Aim of the exercise: From the listing, collect all lines containing the word "Saint".

Data extracted from a collection
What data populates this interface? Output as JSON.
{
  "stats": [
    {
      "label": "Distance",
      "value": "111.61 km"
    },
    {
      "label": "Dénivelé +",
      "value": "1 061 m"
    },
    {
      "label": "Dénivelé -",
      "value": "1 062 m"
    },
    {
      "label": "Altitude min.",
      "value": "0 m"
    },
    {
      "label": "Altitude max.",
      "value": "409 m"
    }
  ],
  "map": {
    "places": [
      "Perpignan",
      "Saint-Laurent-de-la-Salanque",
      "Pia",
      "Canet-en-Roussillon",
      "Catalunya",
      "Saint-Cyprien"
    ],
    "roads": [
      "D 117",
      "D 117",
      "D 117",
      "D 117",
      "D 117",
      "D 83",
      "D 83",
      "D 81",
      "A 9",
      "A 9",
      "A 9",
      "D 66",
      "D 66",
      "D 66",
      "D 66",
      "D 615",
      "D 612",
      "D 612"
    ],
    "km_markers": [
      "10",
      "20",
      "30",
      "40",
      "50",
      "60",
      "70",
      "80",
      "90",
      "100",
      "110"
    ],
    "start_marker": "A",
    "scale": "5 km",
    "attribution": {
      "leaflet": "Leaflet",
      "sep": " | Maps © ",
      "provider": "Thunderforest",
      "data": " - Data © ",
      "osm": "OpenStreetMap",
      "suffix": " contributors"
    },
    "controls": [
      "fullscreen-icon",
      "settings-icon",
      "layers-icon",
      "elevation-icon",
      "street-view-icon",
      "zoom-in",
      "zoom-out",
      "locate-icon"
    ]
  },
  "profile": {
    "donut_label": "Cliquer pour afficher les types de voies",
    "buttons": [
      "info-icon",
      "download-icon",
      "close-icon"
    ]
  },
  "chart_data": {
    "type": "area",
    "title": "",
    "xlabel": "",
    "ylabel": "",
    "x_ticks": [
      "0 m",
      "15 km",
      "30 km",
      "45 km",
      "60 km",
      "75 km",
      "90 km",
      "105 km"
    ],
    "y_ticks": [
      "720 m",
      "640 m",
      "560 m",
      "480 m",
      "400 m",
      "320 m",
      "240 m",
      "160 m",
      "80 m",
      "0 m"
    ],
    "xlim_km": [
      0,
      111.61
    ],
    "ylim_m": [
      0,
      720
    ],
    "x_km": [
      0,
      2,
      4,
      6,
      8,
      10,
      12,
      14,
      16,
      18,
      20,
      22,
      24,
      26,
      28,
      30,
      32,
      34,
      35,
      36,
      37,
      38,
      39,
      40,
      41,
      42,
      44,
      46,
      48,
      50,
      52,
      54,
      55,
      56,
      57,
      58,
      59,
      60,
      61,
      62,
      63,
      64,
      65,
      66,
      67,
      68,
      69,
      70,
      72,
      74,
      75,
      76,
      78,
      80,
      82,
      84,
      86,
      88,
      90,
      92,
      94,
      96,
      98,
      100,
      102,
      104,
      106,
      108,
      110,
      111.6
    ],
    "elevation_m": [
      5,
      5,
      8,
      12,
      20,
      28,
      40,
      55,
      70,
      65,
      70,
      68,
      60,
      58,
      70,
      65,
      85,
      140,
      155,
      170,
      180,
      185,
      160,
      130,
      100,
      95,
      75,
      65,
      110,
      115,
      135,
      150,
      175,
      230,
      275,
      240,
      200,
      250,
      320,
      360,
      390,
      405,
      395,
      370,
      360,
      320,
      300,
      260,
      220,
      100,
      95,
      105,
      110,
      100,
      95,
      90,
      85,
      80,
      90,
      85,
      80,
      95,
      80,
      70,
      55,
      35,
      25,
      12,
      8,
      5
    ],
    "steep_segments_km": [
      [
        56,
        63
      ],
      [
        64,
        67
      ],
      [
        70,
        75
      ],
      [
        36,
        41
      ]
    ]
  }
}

Result for this task:
      "Saint-Laurent-de-la-Salanque",
      "Saint-Cyprien"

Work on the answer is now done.